Written task » Every line of the data that contains the string "المضاف" must be copied.

Dataset »
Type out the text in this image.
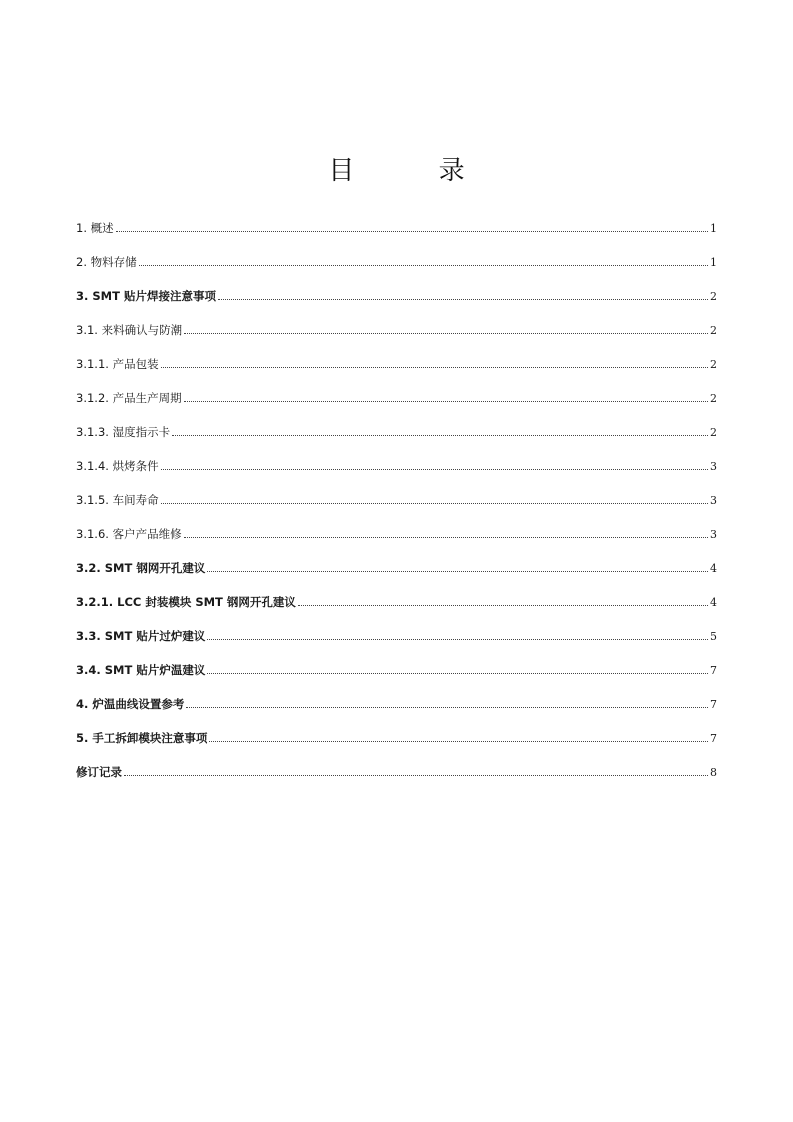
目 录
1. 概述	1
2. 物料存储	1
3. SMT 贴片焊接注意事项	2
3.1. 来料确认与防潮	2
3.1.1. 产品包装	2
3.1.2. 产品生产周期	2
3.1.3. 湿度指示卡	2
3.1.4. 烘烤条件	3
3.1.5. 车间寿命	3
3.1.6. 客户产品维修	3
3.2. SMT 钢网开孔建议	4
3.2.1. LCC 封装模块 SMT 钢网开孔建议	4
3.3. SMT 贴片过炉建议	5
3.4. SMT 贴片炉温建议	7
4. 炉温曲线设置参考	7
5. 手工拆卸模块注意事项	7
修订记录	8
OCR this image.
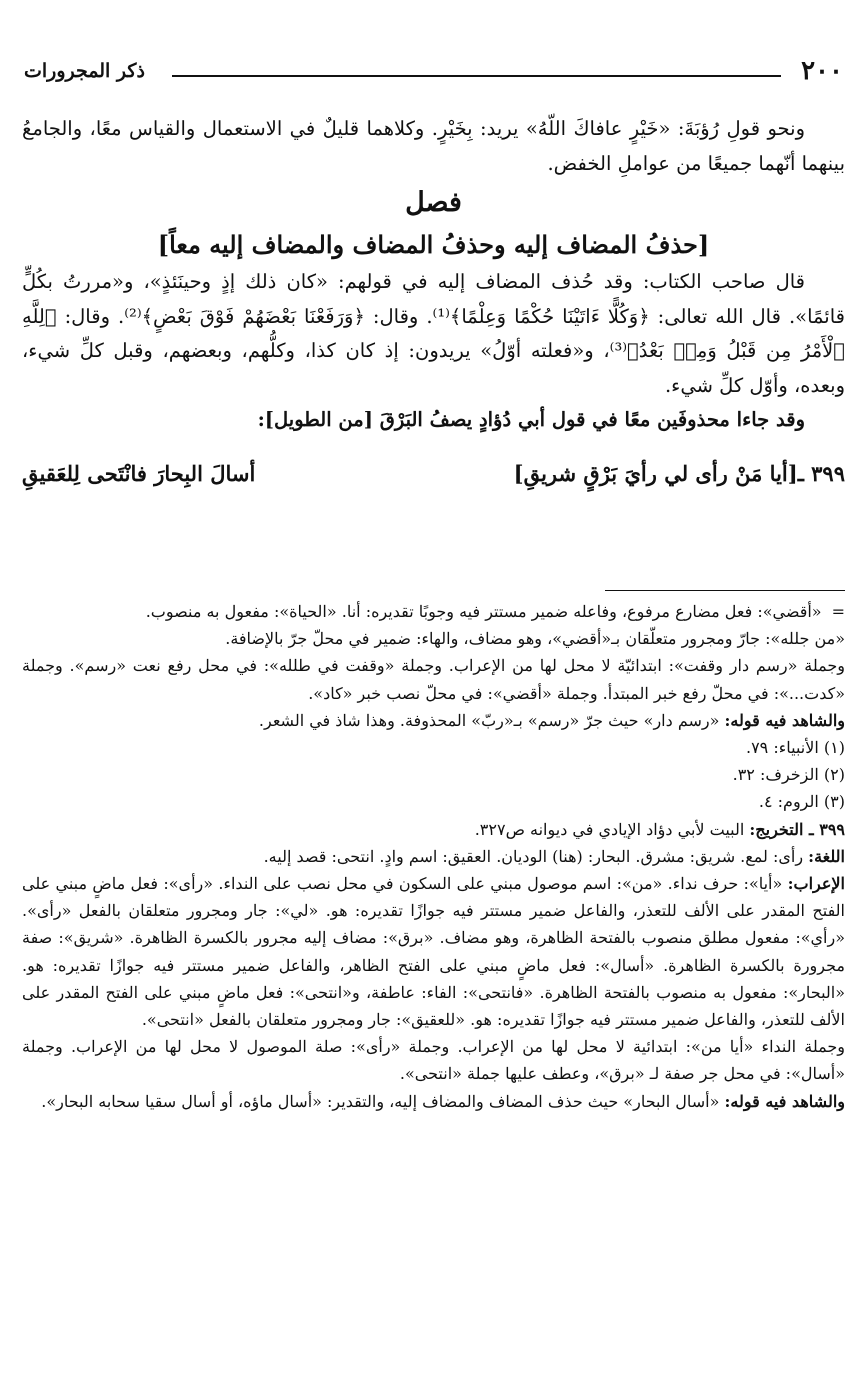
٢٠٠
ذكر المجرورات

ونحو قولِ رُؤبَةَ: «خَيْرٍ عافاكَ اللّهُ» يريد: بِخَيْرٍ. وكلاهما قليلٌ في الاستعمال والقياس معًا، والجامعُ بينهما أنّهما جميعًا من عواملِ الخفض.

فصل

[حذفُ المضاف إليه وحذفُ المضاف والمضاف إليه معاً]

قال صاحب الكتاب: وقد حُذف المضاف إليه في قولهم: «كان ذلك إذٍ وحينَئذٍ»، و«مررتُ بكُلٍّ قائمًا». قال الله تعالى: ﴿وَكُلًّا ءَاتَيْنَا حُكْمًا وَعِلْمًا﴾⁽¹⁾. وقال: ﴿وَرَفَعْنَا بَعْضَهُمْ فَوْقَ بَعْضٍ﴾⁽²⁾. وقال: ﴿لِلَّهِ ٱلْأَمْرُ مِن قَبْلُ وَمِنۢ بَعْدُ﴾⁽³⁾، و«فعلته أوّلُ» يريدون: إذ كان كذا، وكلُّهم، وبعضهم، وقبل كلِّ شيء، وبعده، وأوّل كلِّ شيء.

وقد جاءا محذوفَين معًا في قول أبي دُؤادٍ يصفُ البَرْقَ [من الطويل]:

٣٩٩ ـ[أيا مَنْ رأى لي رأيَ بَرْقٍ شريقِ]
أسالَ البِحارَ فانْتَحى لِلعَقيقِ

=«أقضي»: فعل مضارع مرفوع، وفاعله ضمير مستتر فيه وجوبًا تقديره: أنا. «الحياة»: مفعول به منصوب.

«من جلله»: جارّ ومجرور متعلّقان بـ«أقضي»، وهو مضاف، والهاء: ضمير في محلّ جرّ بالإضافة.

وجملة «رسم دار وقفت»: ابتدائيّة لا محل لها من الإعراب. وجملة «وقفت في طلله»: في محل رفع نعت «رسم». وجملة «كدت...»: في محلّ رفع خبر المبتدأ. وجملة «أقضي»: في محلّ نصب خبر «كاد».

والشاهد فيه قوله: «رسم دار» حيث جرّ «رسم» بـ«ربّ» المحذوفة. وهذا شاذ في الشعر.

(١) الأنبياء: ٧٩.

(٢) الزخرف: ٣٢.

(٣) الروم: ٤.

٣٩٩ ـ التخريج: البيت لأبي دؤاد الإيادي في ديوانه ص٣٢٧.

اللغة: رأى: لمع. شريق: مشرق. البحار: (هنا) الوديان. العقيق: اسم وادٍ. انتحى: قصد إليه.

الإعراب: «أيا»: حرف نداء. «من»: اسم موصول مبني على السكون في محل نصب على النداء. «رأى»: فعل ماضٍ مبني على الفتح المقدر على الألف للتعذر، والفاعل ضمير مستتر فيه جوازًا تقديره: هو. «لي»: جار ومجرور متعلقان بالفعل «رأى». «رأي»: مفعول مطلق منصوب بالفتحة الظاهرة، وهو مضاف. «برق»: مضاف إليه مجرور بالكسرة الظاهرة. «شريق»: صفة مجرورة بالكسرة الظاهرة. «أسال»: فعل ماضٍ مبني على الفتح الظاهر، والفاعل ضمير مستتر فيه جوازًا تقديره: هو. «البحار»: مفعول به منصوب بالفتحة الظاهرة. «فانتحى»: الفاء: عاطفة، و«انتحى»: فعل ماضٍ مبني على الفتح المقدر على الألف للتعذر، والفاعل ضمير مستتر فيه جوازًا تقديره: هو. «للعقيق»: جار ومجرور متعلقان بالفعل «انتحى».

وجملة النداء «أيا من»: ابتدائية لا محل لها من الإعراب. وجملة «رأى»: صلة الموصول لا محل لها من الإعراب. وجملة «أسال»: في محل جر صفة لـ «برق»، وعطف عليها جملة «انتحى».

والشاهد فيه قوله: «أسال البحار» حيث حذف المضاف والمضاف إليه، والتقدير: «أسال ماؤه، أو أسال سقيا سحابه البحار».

==

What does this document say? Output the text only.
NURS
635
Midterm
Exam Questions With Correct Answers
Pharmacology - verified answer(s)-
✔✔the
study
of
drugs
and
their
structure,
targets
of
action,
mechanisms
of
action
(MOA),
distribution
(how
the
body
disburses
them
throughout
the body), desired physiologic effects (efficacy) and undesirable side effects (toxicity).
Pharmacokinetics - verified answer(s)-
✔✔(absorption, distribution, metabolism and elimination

Written response »
[حذفُ المضاف إليه وحذفُ المضاف والمضاف إليه معاً]
قال صاحب الكتاب: وقد حُذف المضاف إليه في قولهم: «كان ذلك إذٍ وحينَئذٍ»، و«مررتُ بكُلٍّ قائمًا». قال الله تعالى: ﴿وَكُلًّا ءَاتَيْنَا حُكْمًا وَعِلْمًا﴾⁽¹⁾. وقال: ﴿وَرَفَعْنَا بَعْضَهُمْ فَوْقَ بَعْضٍ﴾⁽²⁾. وقال: ﴿لِلَّهِ ٱلْأَمْرُ مِن قَبْلُ وَمِنۢ بَعْدُ﴾⁽³⁾، و«فعلته أوّلُ» يريدون: إذ كان كذا، وكلُّهم، وبعضهم، وقبل كلِّ شيء، وبعده، وأوّل كلِّ شيء.
والشاهد فيه قوله: «أسال البحار» حيث حذف المضاف والمضاف إليه، والتقدير: «أسال ماؤه، أو أسال سقيا سحابه البحار».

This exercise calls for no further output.